◆ Aim of the exercise: Collect all the lines that mention the word "marker".

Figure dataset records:
▼▼▼
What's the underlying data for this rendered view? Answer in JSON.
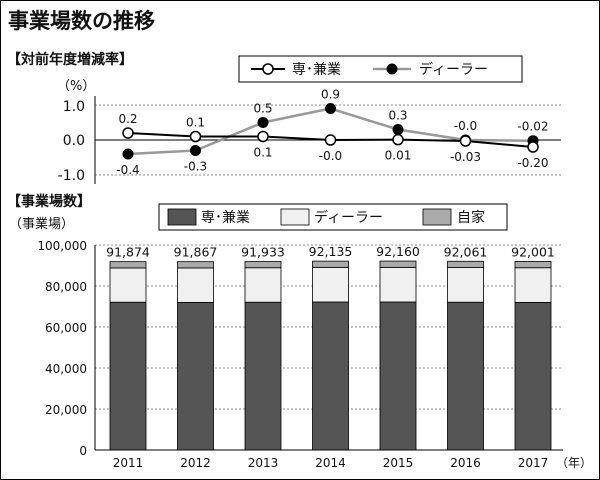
{
  "title": "事業場数の推移",
  "chart_data": [
    {
      "type": "line",
      "title": "【対前年度増減率】",
      "unit": "（%）",
      "ylim": [
        -1.0,
        1.0
      ],
      "yticks": [
        "1.0",
        "0.0",
        "-1.0"
      ],
      "x": [
        "2011",
        "2012",
        "2013",
        "2014",
        "2015",
        "2016",
        "2017"
      ],
      "series": [
        {
          "name": "専･兼業",
          "marker": "open-circle",
          "color": "#000000",
          "values": [
            0.2,
            0.1,
            0.1,
            0.0,
            0.01,
            -0.03,
            -0.2
          ],
          "labels": [
            "0.2",
            "0.1",
            "0.1",
            "-0.0",
            "0.01",
            "-0.03",
            "-0.20"
          ]
        },
        {
          "name": "ディーラー",
          "marker": "filled-circle",
          "color": "#999999",
          "values": [
            -0.4,
            -0.3,
            0.5,
            0.9,
            0.3,
            -0.0,
            -0.02
          ],
          "labels": [
            "-0.4",
            "-0.3",
            "0.5",
            "0.9",
            "0.3",
            "-0.0",
            "-0.02"
          ]
        }
      ]
    },
    {
      "type": "bar",
      "stacked": true,
      "title": "【事業場数】",
      "unit": "（事業場）",
      "categories": [
        "2011",
        "2012",
        "2013",
        "2014",
        "2015",
        "2016",
        "2017"
      ],
      "x_unit": "（年）",
      "ylim": [
        0,
        100000
      ],
      "yticks": [
        "100,000",
        "80,000",
        "60,000",
        "40,000",
        "20,000",
        "0"
      ],
      "series": [
        {
          "name": "専･兼業",
          "color": "#555555",
          "values": [
            72100,
            72000,
            72100,
            72200,
            72200,
            72100,
            72000
          ]
        },
        {
          "name": "ディーラー",
          "color": "#f0f0f0",
          "values": [
            16700,
            16800,
            16800,
            16900,
            16900,
            16900,
            16900
          ]
        },
        {
          "name": "自家",
          "color": "#aaaaaa",
          "values": [
            3074,
            3067,
            3033,
            3035,
            3060,
            3061,
            3101
          ]
        }
      ],
      "totals": [
        "91,874",
        "91,867",
        "91,933",
        "92,135",
        "92,160",
        "92,061",
        "92,001"
      ]
    }
  ]
}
▲▲▲
◆ Response:
          "marker": "open-circle",
          "marker": "filled-circle",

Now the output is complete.